- [Estratto del documento]:
════════════════

D’Avenia ai giovani: realizzare una verità da protagonisti

L’intervento dello scrittore al Campus Bio-medico che ha aperto la serie di appuntamenti su “La persona al centro” tra le storie dei suoi libri, i classici e i miti dell’Antica Grecia. E la sua “missione” di insegnante

Saper essere protagonisti del proprio tempo e artefici del proprio futuro per costruire un mondo migliore. È l’invito che lo scrittore Alessandro D’Avenia rivolge ai giovani nel primo incontro della serie “La persona al centro” organizzata dall’Università Campus Bio-medico. Palermitano, classe 1977, insegnante, sceneggiatore, editorialista, porta la propria esperienza agli studenti dell’ateneo passando dalle storie dei suoi libri per proporre qualche indicazione utile alla loro storia personale.

 D’Avenia racconta del suo primo lavoro, Bianca come il latte rosso come il sangue (Mondadori, 2010), romanzo – da cui è stato tratto anche un film – con oltre un milione di copie vendute e tante traduzioni all’estero. Pensando a una delle storie all’interno del libro, chiede agli universitari quale sia la loro missione. «Noi – afferma – ci siamo per realizzare una verità e porre un nuovo inizio. C’è qualcosa di incompiuto che richiede compimento. Ognuno di noi deve rispondere ad una chiamata. Non allontaniamola».

════════════════

- [Compiti]:
A – Riporta il passo dell'articolo su D'Avenia che comincia con "L’intervento dello scrittore" e prosegue fino a "loro storia personale.".
B – Elenca le attività di D'Avenia indicate nell'articolo subito dopo "classe 1977".
C – Scrivi il seguito dell'articolo su D'Avenia a partire dall'ultima frase riportata.
I record non hanno alcun legame con l'articolo su D'Avenia.

════════════════

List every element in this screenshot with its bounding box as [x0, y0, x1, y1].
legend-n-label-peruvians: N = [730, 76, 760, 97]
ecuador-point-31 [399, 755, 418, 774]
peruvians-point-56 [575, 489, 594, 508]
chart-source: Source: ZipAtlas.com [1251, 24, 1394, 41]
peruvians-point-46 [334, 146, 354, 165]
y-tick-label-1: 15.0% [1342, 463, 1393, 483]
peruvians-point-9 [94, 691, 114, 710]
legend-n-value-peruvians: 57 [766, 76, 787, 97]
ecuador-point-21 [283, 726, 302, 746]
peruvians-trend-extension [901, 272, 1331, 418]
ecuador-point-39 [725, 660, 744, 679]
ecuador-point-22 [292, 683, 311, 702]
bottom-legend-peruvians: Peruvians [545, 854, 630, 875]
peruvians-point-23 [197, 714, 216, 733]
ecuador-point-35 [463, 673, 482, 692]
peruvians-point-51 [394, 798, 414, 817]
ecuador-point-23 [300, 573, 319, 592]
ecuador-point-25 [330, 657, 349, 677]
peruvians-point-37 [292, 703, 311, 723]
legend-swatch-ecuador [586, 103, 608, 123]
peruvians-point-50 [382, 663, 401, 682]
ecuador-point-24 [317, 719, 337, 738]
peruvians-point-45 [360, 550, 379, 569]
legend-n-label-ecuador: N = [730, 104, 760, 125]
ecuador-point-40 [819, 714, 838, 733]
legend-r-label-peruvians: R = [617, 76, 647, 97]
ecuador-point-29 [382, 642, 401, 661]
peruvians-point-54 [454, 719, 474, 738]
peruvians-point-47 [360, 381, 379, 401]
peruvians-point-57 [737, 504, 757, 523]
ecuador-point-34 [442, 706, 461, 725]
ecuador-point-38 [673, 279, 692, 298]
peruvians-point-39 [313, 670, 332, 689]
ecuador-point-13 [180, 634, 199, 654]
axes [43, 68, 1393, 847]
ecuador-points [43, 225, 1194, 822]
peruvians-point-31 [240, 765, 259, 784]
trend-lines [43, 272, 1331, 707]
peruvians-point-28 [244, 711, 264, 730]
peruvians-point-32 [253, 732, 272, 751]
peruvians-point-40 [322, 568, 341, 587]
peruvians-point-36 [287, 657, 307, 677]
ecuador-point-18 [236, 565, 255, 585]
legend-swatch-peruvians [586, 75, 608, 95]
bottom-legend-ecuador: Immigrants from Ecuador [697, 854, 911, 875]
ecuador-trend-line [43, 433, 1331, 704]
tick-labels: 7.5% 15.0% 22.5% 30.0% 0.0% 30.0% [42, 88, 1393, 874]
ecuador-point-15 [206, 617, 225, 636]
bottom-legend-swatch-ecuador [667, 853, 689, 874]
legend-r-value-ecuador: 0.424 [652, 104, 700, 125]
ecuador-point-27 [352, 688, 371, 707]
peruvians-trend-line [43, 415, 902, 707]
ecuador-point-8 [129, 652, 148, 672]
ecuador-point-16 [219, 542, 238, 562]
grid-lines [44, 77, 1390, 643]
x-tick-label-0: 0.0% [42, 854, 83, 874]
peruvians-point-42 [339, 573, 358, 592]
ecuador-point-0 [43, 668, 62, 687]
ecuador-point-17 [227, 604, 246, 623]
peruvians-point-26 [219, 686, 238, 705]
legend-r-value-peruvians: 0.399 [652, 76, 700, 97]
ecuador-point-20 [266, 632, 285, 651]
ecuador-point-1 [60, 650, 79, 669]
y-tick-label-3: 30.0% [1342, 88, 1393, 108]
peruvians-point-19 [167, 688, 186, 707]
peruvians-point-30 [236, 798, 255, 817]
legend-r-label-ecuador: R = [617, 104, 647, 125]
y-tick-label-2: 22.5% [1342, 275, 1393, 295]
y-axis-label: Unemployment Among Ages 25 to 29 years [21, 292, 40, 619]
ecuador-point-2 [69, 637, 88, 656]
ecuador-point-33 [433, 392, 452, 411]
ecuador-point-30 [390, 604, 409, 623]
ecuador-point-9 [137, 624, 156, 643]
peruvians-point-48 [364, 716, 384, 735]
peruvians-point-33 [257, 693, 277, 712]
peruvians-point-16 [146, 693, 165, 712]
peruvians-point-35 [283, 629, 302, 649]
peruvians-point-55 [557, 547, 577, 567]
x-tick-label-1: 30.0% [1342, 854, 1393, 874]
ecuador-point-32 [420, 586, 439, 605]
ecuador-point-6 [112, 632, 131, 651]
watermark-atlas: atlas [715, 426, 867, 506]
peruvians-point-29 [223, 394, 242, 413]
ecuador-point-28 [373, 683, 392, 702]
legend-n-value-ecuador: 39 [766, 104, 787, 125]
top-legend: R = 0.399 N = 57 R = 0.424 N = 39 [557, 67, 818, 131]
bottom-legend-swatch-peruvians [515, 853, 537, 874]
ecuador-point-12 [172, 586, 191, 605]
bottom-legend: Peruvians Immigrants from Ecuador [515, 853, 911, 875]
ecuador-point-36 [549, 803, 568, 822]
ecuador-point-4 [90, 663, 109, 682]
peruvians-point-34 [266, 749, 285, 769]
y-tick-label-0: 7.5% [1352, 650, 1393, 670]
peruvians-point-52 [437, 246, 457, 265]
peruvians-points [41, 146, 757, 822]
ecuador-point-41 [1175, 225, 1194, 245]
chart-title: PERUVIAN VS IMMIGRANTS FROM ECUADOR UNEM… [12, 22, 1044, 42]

════════════════

- [Soluzioni]:
A –
L’intervento dello scrittore al Campus Bio-medico che ha aperto la serie di appuntamenti su “La persona al centro” tra le storie dei suoi libri, i classici e i miti dell’Antica Grecia. E la sua “missione” di insegnante

Saper essere protagonisti del proprio tempo e artefici del proprio futuro per costruire un mondo migliore. È l’invito che lo scrittore Alessandro D’Avenia rivolge ai giovani nel primo incontro della serie “La persona al centro” organizzata dall’Università Campus Bio-medico. Palermitano, classe 1977, insegnante, sceneggiatore, editorialista, porta la propria esperienza agli studenti dell’ateneo passando dalle storie dei suoi libri per proporre qualche indicazione utile alla loro storia personale.

B – insegnante, sceneggiatore, editorialista

C –
Il problema è fare i conti con la propria fragilità. D’Avenia ne parla prendendo spunto da un’altra sua opera, L’arte di essere fragili. Come Leopardi può salvarti la vita. (Mondadori, 2016), dove immagina un dialogo tra se stesso e il poeta di Recanati: «La verità è la persona nella sua interezza. Noi siamo esseri mancanti, falliti perché non ci sentiamo mai abbastanza mai all’altezza; perché siamo fragili». La soluzione allora è insita nell’amore, e D’Avenia cita il filosofo Platone, convinto del fatto che non c’è eroe senza amore.

Amore per la vita e per il proprio lavoro. Ecco allora la “missione” del professore, che D’Avenia vive con passione, insegnando lettere in un liceo milanese, e curando un blog, Profduepuntozero, dove è scritto chiaro e tondo nella sua biografia per immagini che «ama la scuola». «Quanto è importante per un insegnante l’appello. Il nome di ogni studente è fondamentale, e ciascuno deve essere pronunciato come se fosse una liturgia», sottolinea riferendosi «all’importanza del singolo alunno che prima di tutto è una persona, un essere con una propria identità, una propria storia. Un nome è la prima grande verità, incontrovertibile». Rispetto per gli alunni che si hanno di fronte, quindi, e nello stesso tempo consapevolezza dell’importanza della propria professione. «Sono venuto qui oggi – prosegue lo scrittore – per illuminarvi. Come sosteneva Aristotele “gli uomini ascoltano gli altri uomini perché promettono senso”».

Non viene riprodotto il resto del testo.